→ **Problem**:
Return a copy of every line in the records that includes the word "s综合征患者".

>> Start Supplied data

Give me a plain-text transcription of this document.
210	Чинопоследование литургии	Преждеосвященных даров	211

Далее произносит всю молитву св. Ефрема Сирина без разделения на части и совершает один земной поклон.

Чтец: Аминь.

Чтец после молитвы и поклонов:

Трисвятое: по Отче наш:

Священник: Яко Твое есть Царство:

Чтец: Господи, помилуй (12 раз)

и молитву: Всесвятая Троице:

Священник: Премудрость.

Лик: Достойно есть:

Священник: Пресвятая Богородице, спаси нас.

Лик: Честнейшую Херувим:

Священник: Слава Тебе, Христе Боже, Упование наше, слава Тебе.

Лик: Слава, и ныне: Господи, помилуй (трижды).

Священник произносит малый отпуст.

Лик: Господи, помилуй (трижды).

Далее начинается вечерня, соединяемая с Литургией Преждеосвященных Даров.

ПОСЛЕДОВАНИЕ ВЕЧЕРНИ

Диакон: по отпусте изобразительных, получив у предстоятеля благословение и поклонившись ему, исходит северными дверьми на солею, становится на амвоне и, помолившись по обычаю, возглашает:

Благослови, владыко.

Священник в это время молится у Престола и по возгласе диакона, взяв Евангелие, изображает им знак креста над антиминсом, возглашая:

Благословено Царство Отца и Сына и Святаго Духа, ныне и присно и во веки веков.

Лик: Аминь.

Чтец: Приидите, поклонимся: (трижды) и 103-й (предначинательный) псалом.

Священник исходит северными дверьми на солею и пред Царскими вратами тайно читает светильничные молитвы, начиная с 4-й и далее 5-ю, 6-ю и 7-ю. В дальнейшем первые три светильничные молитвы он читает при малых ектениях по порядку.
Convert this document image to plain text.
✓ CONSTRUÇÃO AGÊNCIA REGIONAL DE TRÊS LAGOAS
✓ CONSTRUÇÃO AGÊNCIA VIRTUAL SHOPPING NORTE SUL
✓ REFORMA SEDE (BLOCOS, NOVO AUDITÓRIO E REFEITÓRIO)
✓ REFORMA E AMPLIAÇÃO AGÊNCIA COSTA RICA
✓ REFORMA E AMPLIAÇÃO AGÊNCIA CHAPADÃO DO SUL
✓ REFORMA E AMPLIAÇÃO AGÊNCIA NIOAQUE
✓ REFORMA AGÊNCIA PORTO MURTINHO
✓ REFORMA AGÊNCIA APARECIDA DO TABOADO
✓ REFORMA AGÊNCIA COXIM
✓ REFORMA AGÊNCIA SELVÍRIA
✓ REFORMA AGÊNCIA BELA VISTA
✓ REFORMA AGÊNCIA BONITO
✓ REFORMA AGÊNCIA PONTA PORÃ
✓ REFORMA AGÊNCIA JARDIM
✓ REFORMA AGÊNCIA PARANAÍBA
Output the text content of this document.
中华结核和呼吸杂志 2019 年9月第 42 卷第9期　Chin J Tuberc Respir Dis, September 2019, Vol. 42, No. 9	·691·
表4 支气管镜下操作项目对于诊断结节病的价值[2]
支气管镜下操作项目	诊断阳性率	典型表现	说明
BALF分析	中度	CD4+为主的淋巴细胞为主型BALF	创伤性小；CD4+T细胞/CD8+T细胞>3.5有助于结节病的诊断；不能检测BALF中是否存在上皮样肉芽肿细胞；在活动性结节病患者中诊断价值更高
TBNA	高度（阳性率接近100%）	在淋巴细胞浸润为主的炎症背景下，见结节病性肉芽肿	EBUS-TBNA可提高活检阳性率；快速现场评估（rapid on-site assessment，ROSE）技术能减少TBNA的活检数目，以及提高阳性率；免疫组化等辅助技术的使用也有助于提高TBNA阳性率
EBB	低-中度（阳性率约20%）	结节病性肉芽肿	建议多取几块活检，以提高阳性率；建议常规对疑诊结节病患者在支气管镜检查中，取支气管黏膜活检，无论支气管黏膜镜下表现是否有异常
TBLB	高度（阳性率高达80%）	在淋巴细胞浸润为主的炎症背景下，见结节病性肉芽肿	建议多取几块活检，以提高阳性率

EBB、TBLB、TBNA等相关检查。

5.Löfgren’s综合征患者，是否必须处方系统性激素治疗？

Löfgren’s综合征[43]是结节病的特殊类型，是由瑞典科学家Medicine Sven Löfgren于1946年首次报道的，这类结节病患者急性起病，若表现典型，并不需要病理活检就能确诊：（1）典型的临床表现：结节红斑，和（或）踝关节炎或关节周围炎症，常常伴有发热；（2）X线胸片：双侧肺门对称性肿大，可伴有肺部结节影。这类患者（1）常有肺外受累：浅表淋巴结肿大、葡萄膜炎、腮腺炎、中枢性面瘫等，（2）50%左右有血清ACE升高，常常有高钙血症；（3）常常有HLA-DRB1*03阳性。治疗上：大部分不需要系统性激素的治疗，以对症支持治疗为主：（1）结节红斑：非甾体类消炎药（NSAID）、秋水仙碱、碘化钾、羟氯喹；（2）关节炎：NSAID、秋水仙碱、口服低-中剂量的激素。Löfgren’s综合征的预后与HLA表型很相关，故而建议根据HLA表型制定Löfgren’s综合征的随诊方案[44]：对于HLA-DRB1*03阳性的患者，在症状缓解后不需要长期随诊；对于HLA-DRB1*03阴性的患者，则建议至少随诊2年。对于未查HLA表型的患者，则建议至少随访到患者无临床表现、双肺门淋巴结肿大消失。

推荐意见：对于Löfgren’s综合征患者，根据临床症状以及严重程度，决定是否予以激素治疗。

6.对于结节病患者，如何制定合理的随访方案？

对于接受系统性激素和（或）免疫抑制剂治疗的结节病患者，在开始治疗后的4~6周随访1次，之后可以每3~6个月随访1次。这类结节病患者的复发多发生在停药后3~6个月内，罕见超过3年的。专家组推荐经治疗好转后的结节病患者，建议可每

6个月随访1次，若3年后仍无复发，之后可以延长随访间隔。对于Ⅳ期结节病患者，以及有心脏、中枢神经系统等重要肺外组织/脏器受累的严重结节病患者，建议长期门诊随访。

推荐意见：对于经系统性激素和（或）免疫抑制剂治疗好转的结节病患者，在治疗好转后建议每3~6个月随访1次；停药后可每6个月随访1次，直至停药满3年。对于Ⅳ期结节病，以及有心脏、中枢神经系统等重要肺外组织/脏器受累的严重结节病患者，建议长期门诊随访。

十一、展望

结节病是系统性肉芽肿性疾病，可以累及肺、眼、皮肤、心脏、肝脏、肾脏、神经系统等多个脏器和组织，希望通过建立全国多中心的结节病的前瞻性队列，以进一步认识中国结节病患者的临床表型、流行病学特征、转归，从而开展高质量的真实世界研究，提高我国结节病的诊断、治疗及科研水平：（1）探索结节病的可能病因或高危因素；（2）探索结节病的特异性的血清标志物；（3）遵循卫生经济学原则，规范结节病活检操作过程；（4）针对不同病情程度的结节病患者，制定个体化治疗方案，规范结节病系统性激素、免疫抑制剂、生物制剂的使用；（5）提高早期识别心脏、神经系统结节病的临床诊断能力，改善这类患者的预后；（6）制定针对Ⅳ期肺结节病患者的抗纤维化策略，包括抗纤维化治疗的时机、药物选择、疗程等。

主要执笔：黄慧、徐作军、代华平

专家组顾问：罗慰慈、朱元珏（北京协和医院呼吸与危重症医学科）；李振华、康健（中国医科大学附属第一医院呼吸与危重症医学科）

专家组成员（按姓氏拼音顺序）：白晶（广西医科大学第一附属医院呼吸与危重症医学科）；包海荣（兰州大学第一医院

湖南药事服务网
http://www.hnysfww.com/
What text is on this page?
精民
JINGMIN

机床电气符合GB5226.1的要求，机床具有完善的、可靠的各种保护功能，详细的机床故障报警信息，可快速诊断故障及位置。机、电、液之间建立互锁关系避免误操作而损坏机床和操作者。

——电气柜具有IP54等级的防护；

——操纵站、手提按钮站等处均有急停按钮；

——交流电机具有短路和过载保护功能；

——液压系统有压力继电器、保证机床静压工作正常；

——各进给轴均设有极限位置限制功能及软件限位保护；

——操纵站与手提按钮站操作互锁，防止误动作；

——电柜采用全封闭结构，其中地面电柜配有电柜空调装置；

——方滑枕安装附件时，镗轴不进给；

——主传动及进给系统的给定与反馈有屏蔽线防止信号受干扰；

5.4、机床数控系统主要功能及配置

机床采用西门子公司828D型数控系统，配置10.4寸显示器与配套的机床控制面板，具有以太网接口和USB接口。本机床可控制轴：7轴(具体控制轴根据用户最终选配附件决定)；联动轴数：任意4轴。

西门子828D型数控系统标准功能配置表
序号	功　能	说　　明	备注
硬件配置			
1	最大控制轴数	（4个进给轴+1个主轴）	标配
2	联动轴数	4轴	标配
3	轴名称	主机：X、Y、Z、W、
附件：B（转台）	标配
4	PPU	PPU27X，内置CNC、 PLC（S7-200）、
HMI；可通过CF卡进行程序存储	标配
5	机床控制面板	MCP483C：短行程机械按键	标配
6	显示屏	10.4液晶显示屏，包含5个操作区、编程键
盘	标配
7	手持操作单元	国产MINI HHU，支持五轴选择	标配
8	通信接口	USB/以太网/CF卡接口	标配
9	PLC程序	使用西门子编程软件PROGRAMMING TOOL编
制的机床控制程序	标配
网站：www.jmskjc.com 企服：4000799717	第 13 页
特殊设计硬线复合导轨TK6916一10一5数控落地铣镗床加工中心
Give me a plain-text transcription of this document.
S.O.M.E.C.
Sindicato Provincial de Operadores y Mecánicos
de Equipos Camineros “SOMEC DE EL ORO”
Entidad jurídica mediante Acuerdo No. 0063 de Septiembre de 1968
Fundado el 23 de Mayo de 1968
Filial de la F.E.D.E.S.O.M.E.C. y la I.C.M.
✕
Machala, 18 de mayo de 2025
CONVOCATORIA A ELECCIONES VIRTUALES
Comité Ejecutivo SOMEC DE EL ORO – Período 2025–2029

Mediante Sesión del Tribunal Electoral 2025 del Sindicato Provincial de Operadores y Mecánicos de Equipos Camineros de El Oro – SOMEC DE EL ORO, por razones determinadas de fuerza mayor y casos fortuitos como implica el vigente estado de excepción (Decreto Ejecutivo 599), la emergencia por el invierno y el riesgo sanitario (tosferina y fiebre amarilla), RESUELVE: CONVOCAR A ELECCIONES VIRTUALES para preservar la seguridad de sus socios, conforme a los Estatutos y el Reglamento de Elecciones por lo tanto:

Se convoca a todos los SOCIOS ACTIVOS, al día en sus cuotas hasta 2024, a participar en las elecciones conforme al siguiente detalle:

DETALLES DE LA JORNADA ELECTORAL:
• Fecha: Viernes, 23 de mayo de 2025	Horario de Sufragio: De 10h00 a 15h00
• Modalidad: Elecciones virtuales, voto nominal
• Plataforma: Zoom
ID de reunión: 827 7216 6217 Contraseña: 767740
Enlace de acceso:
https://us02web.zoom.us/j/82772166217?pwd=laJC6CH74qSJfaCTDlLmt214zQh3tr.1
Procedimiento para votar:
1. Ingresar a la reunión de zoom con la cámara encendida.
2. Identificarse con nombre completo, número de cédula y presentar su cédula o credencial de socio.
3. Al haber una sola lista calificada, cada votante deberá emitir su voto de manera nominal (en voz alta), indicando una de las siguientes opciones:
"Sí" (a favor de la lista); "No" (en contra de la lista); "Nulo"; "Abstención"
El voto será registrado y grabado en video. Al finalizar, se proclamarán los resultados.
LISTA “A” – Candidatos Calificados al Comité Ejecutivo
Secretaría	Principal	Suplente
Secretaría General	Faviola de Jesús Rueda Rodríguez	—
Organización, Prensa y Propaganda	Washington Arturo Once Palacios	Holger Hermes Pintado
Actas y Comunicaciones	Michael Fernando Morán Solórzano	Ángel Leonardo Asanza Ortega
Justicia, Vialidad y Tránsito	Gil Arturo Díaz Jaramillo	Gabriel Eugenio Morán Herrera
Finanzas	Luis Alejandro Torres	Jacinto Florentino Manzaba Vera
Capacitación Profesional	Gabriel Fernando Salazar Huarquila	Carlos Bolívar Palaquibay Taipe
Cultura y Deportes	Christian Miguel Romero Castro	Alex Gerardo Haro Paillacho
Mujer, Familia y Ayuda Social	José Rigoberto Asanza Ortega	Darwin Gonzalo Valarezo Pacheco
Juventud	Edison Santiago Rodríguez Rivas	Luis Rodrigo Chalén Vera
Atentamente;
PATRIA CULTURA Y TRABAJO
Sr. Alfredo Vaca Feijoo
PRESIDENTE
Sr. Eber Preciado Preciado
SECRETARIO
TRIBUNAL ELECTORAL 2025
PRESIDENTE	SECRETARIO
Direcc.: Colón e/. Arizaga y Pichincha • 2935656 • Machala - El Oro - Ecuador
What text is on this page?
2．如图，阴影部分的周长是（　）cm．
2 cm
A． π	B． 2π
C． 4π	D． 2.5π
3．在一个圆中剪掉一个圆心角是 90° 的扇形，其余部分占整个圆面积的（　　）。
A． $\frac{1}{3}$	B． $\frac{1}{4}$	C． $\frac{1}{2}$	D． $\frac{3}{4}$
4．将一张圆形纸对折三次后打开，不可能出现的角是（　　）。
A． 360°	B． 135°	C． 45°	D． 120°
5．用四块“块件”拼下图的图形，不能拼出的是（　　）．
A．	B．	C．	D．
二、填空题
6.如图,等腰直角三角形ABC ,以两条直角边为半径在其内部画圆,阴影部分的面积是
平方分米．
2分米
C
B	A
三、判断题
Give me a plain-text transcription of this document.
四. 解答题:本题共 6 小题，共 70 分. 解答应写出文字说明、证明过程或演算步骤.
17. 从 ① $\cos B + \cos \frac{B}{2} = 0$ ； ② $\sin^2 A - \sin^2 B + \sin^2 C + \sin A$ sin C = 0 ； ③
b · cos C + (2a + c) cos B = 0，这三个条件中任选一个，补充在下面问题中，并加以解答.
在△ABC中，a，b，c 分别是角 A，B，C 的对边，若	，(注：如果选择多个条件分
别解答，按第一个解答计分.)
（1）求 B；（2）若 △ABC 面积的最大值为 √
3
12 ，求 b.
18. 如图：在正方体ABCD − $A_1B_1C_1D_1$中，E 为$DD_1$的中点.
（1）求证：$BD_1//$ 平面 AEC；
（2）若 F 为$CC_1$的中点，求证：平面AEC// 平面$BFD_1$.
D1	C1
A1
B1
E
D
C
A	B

>> End Supplied data

→ **Solved problem**:
5.Löfgren’s综合征患者，是否必须处方系统性激素治疗？
推荐意见：对于Löfgren’s综合征患者，根据临床症状以及严重程度，决定是否予以激素治疗。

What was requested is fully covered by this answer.